### GIVEN INFORMATION
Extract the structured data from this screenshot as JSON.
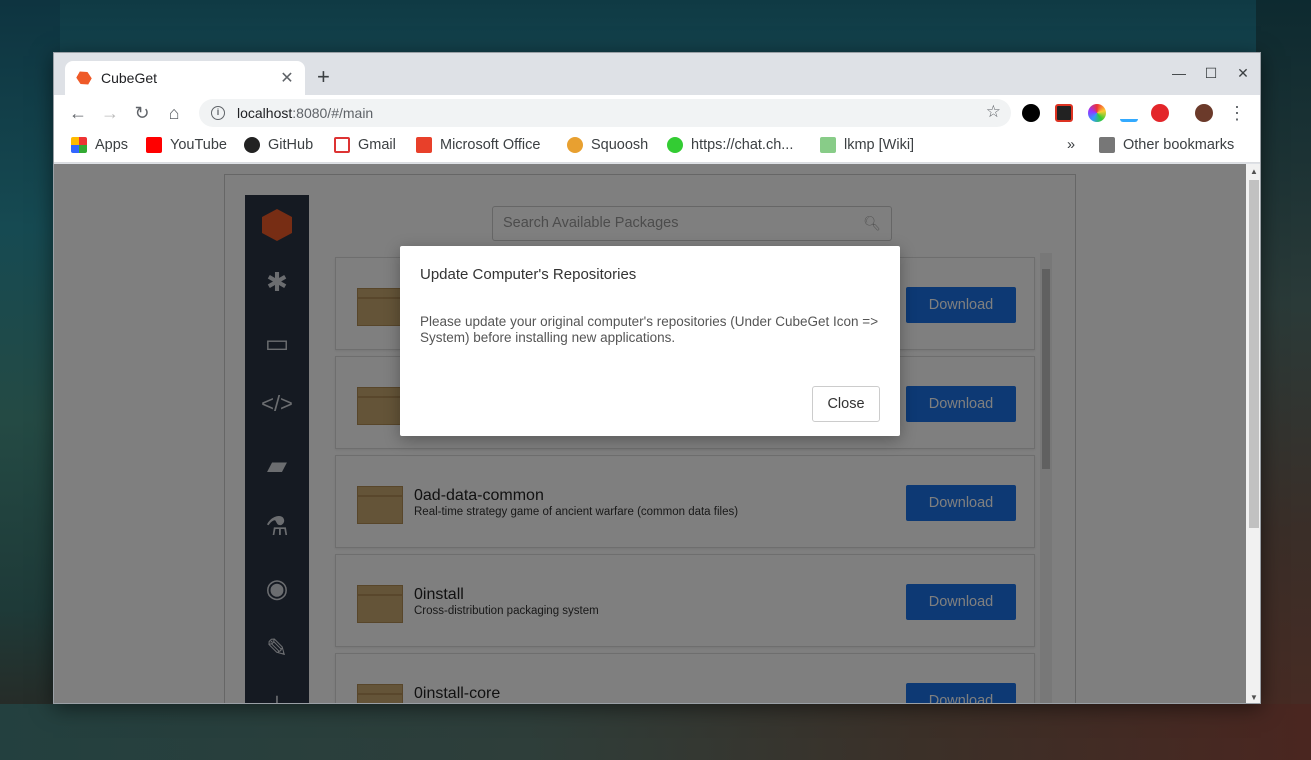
{
  "browser": {
    "tab_title": "CubeGet",
    "tab_close": "✕",
    "new_tab": "+",
    "url_host": "localhost",
    "url_path": ":8080/#/main",
    "minimize": "—",
    "maximize": "☐",
    "close": "✕"
  },
  "bookmarks": {
    "items": [
      "Apps",
      "YouTube",
      "GitHub",
      "Gmail",
      "Microsoft Office",
      "Squoosh",
      "https://chat.ch...",
      "lkmp [Wiki]"
    ],
    "overflow": "»",
    "other": "Other bookmarks"
  },
  "app": {
    "search_placeholder": "Search Available Packages",
    "packages": [
      {
        "name": "",
        "description": "",
        "action": "Download"
      },
      {
        "name": "",
        "description": "",
        "action": "Download"
      },
      {
        "name": "0ad-data-common",
        "description": "Real-time strategy game of ancient warfare (common data files)",
        "action": "Download"
      },
      {
        "name": "0install",
        "description": "Cross-distribution packaging system",
        "action": "Download"
      },
      {
        "name": "0install-core",
        "description": "",
        "action": "Download"
      }
    ]
  },
  "modal": {
    "title": "Update Computer's Repositories",
    "body": "Please update your original computer's repositories (Under CubeGet Icon => System) before installing new applications.",
    "close_label": "Close"
  }
}
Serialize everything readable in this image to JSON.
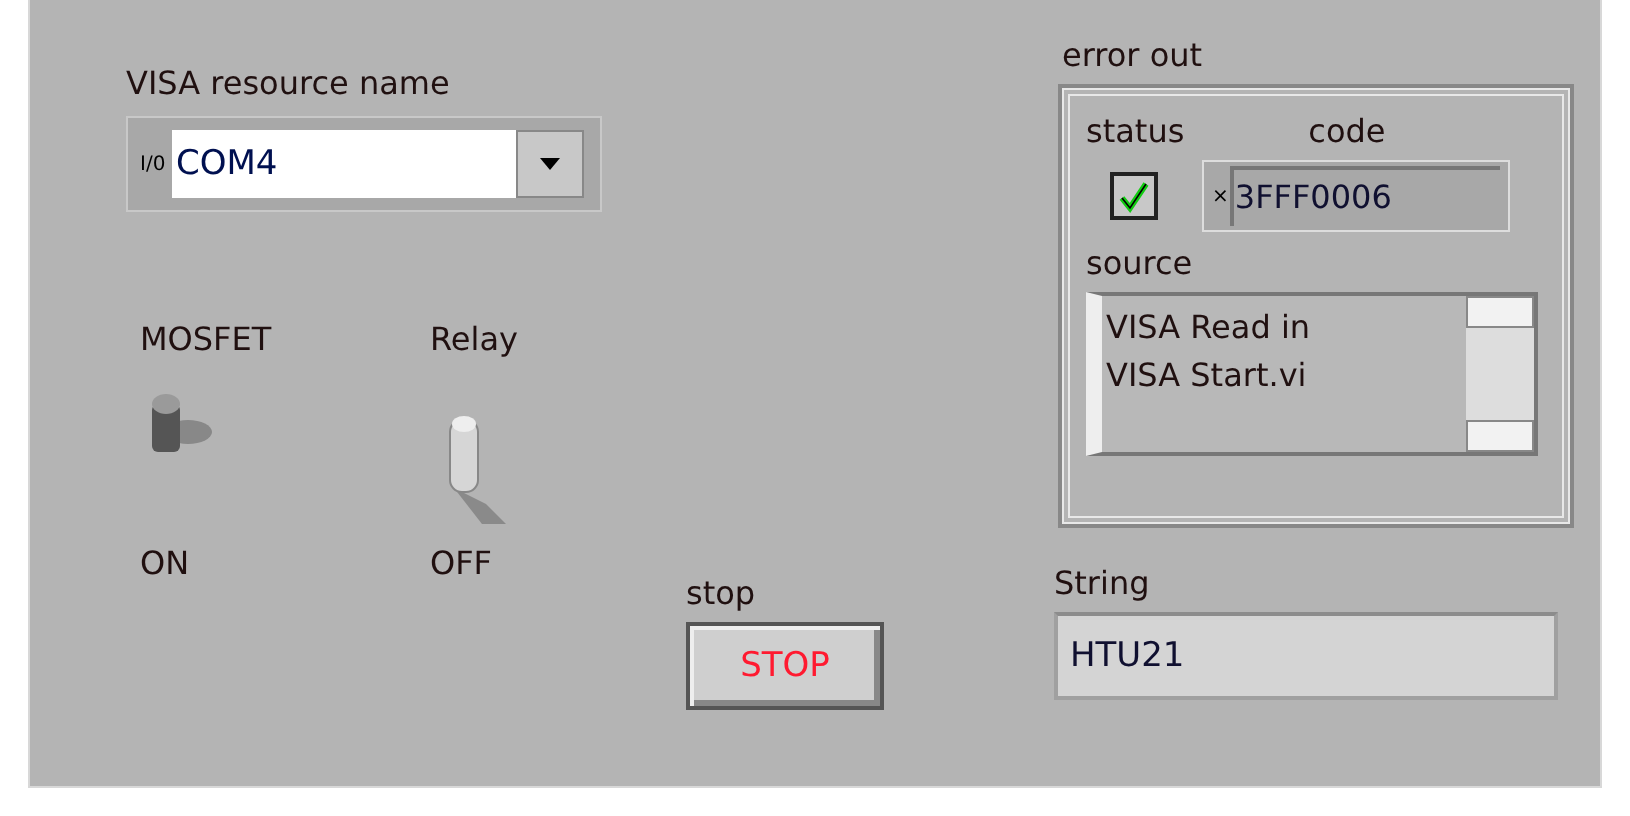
{
  "visa": {
    "label": "VISA resource name",
    "io_glyph": "I/0",
    "value": "COM4"
  },
  "switches": [
    {
      "label": "MOSFET",
      "on": true,
      "state_text": "ON"
    },
    {
      "label": "Relay",
      "on": false,
      "state_text": "OFF"
    }
  ],
  "stop": {
    "label": "stop",
    "button": "STOP"
  },
  "error_out": {
    "label": "error out",
    "status_label": "status",
    "status": true,
    "code_label": "code",
    "code_prefix": "×",
    "code": "3FFF0006",
    "source_label": "source",
    "source": "VISA Read in\nVISA Start.vi"
  },
  "string": {
    "label": "String",
    "value": "HTU21"
  }
}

### EXERCISE
Restate each of the entries above word for word and skip every image.

### TASK SOLUTION
Extract the structured data from this screenshot as JSON.
{
  "browser": {
    "tab_title": "CubeGet",
    "tab_close": "✕",
    "new_tab": "+",
    "url_host": "localhost",
    "url_path": ":8080/#/main",
    "minimize": "—",
    "maximize": "☐",
    "close": "✕"
  },
  "bookmarks": {
    "items": [
      "Apps",
      "YouTube",
      "GitHub",
      "Gmail",
      "Microsoft Office",
      "Squoosh",
      "https://chat.ch...",
      "lkmp [Wiki]"
    ],
    "overflow": "»",
    "other": "Other bookmarks"
  },
  "app": {
    "search_placeholder": "Search Available Packages",
    "packages": [
      {
        "name": "",
        "description": "",
        "action": "Download"
      },
      {
        "name": "",
        "description": "",
        "action": "Download"
      },
      {
        "name": "0ad-data-common",
        "description": "Real-time strategy game of ancient warfare (common data files)",
        "action": "Download"
      },
      {
        "name": "0install",
        "description": "Cross-distribution packaging system",
        "action": "Download"
      },
      {
        "name": "0install-core",
        "description": "",
        "action": "Download"
      }
    ]
  },
  "modal": {
    "title": "Update Computer's Repositories",
    "body": "Please update your original computer's repositories (Under CubeGet Icon => System) before installing new applications.",
    "close_label": "Close"
  }
}
Serialize everything readable in this image to JSON.
{
  "visa": {
    "label": "VISA resource name",
    "io_glyph": "I/0",
    "value": "COM4"
  },
  "switches": [
    {
      "label": "MOSFET",
      "on": true,
      "state_text": "ON"
    },
    {
      "label": "Relay",
      "on": false,
      "state_text": "OFF"
    }
  ],
  "stop": {
    "label": "stop",
    "button": "STOP"
  },
  "error_out": {
    "label": "error out",
    "status_label": "status",
    "status": true,
    "code_label": "code",
    "code_prefix": "×",
    "code": "3FFF0006",
    "source_label": "source",
    "source": "VISA Read in\nVISA Start.vi"
  },
  "string": {
    "label": "String",
    "value": "HTU21"
  }
}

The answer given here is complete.